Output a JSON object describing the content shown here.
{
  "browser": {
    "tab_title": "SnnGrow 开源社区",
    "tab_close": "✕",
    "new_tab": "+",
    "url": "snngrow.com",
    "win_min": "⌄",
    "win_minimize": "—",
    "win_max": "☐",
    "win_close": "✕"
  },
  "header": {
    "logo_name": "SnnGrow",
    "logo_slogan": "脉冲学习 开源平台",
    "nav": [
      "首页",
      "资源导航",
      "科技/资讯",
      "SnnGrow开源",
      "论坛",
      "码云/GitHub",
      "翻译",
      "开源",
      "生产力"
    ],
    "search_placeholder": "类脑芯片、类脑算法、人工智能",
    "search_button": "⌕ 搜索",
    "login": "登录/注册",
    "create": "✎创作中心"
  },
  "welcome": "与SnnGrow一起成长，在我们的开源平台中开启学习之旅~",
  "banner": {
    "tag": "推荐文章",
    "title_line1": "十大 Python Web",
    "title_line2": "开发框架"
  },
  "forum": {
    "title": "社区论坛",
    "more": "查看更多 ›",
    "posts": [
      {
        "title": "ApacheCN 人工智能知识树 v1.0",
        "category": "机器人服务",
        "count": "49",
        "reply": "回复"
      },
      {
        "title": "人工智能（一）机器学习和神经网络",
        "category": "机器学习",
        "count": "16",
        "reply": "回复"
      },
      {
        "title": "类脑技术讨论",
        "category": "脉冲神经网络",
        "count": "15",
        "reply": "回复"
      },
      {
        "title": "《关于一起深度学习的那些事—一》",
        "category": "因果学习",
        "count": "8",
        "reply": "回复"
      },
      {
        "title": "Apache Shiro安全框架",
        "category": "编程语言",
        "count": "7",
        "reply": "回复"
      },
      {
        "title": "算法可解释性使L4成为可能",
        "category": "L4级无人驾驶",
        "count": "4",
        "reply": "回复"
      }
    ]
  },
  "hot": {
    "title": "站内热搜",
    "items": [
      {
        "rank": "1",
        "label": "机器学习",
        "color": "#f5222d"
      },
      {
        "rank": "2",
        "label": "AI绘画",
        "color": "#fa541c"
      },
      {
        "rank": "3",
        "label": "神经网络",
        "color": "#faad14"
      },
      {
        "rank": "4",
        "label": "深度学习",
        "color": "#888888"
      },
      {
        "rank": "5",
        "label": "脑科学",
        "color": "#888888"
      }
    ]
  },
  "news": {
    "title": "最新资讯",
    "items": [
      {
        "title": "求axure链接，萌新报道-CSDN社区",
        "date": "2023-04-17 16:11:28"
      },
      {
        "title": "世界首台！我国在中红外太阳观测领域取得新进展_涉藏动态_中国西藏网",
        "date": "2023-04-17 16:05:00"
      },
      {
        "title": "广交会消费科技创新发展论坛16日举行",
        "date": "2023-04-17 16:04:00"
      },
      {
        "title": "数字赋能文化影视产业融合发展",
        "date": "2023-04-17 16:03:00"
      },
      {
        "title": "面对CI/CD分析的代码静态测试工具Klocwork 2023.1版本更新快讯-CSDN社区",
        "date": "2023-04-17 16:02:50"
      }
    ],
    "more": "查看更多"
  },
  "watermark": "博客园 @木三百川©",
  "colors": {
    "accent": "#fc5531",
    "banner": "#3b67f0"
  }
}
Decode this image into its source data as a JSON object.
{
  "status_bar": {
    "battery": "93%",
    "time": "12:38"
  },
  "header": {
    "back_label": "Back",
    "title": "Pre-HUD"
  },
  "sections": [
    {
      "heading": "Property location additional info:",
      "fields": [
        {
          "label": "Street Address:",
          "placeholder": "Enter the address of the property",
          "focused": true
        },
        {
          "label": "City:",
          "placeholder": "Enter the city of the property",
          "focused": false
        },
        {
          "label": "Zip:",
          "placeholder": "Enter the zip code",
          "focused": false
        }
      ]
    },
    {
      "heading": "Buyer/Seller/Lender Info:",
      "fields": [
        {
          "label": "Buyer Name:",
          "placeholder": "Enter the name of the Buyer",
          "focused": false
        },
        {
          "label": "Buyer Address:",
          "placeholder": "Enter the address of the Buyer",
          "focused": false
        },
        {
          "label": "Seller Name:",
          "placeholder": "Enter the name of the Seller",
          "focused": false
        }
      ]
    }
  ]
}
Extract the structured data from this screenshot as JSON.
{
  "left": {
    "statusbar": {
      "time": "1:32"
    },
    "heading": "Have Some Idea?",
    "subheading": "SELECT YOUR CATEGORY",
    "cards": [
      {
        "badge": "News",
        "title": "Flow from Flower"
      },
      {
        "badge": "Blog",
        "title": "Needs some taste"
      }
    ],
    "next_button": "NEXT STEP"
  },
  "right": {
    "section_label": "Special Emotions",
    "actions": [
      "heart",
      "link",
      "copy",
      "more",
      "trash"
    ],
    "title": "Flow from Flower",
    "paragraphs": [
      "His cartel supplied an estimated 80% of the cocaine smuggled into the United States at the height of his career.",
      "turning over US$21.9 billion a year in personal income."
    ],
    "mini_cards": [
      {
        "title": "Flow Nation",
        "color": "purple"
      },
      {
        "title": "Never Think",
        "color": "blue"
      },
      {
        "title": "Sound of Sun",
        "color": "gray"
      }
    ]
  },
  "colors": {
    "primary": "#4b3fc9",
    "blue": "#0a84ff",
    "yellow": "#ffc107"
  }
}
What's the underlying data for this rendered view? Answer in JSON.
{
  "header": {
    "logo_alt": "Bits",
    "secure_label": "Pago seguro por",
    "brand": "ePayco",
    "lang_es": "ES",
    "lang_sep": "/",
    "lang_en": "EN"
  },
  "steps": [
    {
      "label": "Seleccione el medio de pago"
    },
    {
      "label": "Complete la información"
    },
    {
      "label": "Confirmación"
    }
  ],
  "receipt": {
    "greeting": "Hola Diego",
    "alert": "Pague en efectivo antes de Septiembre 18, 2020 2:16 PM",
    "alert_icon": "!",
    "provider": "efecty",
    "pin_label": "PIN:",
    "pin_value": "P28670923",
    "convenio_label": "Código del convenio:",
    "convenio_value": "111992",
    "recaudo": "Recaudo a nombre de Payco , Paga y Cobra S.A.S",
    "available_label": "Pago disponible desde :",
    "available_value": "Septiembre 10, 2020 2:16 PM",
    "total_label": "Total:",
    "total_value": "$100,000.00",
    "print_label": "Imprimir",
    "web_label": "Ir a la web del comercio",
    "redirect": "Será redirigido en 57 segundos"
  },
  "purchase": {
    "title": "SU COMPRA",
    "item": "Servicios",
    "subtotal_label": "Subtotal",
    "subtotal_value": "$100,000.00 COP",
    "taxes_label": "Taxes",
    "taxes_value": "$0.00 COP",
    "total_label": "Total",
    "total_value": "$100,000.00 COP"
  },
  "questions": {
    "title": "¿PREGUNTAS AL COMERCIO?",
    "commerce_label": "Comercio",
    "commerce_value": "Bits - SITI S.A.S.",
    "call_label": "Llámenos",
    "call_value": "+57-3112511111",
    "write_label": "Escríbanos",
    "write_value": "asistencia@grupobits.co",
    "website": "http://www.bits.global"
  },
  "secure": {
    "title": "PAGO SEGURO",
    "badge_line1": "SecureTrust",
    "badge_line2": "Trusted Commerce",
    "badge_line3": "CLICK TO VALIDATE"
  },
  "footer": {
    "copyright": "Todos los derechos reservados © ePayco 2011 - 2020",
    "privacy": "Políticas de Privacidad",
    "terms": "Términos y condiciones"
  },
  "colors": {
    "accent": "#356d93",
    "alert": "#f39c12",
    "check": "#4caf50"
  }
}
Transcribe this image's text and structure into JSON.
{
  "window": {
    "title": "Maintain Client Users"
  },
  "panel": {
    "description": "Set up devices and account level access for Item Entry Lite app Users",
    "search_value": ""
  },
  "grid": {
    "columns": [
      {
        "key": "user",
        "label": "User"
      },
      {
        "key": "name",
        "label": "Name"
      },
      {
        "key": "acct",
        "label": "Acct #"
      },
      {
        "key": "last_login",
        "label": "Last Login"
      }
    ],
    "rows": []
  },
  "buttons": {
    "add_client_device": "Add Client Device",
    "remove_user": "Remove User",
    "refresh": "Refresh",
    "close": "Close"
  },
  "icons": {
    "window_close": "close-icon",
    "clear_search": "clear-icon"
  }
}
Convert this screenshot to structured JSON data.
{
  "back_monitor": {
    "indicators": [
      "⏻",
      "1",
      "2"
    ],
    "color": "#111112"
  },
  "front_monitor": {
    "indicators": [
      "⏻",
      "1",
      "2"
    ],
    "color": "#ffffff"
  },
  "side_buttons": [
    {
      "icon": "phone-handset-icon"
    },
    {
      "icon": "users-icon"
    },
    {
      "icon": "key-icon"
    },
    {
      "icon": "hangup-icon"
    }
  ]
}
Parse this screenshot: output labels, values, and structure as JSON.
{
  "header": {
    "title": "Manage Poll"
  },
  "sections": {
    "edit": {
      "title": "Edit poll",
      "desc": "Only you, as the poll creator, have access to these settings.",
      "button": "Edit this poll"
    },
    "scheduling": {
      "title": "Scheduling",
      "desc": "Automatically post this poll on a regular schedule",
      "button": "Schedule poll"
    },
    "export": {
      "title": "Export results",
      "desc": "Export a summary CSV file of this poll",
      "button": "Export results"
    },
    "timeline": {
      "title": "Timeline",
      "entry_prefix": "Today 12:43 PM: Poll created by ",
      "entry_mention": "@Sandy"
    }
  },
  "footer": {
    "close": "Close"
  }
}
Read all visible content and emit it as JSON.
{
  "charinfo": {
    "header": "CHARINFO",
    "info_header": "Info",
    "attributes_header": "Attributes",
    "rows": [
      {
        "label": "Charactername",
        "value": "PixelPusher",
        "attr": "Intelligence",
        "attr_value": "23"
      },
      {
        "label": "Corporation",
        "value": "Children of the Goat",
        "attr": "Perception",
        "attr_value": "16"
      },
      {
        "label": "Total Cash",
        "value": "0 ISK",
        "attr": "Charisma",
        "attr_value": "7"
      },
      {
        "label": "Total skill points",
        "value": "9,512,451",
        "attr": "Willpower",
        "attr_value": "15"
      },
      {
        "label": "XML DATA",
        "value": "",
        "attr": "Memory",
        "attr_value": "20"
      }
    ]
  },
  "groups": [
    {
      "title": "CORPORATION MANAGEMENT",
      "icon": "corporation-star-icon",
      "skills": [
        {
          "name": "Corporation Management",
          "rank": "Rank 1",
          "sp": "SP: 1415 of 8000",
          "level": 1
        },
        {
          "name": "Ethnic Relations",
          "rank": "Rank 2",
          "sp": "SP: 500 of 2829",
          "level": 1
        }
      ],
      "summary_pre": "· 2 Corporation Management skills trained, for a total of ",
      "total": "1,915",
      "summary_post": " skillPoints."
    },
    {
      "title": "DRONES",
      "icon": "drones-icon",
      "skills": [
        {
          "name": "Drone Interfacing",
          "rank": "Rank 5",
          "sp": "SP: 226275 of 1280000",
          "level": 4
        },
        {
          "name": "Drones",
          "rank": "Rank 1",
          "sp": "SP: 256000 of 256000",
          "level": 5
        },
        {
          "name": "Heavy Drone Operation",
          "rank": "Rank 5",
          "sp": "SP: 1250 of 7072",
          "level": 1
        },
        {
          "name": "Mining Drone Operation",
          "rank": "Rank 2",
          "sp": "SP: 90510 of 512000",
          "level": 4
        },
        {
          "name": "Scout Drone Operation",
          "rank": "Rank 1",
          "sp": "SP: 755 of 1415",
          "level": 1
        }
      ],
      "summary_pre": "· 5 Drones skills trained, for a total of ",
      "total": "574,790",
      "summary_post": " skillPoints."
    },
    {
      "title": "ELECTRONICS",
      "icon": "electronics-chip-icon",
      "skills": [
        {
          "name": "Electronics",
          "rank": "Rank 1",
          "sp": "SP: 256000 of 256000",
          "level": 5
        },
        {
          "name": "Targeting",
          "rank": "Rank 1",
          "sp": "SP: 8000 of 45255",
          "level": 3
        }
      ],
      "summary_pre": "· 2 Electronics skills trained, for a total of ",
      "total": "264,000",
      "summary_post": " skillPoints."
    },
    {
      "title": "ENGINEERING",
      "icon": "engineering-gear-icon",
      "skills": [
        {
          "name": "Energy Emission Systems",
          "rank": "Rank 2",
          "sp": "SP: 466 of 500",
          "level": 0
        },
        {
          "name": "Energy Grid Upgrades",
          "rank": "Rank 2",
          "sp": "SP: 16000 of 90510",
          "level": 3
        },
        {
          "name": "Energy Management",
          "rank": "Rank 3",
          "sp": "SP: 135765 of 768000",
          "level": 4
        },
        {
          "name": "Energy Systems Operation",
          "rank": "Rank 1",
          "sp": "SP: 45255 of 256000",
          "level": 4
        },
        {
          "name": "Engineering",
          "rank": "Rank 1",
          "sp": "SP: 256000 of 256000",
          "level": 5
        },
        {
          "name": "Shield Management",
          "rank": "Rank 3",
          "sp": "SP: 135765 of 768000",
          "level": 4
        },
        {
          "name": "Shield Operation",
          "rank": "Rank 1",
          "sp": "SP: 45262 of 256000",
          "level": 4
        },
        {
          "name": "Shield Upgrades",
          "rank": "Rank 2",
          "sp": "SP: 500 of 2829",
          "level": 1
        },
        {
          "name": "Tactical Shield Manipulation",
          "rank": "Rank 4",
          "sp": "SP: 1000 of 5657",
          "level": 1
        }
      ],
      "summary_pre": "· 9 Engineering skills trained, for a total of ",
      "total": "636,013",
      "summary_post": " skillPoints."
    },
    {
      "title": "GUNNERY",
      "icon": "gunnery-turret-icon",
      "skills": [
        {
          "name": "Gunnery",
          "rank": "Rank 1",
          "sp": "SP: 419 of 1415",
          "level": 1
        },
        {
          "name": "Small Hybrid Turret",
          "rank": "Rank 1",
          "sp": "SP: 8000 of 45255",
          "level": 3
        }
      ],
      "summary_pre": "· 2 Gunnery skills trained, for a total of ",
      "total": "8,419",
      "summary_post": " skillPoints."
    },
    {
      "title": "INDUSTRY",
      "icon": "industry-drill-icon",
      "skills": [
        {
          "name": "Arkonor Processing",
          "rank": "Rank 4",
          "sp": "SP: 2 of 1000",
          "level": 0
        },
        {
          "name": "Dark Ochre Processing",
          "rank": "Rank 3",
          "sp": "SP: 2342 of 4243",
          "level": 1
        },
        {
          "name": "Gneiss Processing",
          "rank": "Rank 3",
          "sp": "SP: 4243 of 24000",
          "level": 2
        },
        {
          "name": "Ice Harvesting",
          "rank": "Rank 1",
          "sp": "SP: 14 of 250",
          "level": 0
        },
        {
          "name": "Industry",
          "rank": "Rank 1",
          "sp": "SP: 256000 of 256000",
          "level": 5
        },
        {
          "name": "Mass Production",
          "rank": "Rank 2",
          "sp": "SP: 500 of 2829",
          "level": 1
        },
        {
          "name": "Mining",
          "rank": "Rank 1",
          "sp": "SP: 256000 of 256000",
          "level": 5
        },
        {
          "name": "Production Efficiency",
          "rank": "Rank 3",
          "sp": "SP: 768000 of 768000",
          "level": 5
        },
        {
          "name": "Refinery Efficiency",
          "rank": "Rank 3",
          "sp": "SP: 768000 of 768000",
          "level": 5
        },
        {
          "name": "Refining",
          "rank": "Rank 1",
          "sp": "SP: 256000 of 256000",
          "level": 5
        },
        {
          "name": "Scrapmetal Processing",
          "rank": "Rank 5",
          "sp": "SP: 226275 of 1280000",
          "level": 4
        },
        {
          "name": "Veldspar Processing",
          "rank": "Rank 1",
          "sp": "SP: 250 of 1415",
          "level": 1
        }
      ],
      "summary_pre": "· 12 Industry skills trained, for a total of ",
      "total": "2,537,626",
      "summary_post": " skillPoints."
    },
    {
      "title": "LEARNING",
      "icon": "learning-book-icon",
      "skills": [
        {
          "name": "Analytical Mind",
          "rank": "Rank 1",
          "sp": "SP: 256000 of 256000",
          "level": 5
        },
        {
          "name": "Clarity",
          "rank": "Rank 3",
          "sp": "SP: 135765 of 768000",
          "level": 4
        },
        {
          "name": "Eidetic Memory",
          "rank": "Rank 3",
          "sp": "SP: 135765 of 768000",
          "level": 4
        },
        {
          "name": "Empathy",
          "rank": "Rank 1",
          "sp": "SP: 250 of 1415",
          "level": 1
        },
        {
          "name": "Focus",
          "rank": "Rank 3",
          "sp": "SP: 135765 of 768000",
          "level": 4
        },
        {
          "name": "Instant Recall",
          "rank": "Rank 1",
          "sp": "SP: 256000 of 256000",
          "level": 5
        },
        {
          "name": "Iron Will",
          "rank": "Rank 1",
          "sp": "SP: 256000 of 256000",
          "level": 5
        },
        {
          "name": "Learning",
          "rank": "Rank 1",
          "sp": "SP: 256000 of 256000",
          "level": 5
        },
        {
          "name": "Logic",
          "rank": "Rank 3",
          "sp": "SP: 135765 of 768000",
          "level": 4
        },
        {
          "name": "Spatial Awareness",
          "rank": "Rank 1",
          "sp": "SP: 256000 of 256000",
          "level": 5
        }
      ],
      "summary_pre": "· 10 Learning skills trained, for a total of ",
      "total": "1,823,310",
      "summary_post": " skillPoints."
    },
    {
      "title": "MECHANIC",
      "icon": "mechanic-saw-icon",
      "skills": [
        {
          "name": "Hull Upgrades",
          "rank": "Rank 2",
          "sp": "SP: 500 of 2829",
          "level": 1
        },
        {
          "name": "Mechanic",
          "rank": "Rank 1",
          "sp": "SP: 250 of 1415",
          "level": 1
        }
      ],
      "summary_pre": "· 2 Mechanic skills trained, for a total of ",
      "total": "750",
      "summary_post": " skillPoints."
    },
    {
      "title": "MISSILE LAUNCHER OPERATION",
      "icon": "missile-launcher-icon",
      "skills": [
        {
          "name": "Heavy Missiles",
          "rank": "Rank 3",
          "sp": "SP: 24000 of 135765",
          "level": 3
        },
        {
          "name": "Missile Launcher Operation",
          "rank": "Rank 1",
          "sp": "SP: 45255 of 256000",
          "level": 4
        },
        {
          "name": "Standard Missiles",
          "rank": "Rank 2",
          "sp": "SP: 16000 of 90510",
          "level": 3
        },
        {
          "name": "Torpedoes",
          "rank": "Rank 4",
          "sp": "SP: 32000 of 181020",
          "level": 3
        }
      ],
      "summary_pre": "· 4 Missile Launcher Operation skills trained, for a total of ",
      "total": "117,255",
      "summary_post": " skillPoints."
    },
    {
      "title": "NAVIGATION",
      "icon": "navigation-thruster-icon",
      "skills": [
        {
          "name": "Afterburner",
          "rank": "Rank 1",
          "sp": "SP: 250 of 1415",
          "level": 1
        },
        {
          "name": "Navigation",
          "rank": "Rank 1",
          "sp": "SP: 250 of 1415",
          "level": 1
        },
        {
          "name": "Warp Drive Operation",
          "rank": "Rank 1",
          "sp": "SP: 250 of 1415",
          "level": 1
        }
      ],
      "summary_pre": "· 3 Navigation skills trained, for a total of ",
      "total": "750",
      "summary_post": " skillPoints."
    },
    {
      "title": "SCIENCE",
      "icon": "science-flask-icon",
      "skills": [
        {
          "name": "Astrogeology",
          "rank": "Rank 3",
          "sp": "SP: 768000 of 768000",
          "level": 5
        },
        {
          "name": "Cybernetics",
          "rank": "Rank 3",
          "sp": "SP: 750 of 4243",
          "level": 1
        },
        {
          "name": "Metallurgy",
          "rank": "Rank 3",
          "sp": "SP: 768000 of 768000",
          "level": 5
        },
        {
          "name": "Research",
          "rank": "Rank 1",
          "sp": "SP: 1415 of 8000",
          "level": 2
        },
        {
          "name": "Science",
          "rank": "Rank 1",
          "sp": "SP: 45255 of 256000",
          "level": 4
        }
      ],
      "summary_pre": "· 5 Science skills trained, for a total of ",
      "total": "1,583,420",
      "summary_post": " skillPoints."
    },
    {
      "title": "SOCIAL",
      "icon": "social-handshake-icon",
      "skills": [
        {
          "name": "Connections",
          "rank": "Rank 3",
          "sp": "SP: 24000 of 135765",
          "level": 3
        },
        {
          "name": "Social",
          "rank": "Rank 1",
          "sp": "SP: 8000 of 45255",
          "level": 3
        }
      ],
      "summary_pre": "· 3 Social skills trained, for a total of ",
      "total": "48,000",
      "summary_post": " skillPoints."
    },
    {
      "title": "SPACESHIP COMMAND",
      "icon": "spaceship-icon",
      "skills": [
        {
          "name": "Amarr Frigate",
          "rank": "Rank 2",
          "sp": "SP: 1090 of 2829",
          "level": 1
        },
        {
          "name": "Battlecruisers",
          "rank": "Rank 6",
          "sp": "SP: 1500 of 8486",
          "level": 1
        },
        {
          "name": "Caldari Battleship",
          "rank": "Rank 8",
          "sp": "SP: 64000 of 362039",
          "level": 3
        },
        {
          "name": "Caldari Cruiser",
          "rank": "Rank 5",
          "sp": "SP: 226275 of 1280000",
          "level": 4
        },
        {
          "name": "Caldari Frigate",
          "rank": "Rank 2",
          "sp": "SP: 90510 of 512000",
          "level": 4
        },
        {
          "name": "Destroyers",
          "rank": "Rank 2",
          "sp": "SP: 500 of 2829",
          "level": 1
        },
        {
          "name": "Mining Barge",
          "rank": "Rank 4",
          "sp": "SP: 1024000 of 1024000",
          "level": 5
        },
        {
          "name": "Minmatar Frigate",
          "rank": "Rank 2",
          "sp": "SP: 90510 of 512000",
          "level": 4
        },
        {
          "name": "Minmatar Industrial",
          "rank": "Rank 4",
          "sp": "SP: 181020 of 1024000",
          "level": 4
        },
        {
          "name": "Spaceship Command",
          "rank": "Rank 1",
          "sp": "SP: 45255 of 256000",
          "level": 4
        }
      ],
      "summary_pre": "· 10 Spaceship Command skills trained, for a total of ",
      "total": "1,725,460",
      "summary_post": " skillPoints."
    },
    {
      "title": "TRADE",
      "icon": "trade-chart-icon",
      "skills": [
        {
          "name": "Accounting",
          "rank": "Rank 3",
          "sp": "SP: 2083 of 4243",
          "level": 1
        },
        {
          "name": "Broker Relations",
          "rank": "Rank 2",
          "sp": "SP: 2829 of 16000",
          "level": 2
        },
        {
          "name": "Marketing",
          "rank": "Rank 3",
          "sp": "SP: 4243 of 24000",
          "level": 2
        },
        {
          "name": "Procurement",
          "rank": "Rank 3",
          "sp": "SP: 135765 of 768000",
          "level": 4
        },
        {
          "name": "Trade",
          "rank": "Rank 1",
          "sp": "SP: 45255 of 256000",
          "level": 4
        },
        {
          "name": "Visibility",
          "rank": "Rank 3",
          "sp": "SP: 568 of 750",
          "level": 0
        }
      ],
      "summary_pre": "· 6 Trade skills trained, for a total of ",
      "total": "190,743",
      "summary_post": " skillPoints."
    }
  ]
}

════════

- [Work to be completed]:
Extract each line from the listing that holds the word "Caldari".

- [Answer to this problem]:
          "name": "Caldari Battleship",
          "name": "Caldari Cruiser",
          "name": "Caldari Frigate",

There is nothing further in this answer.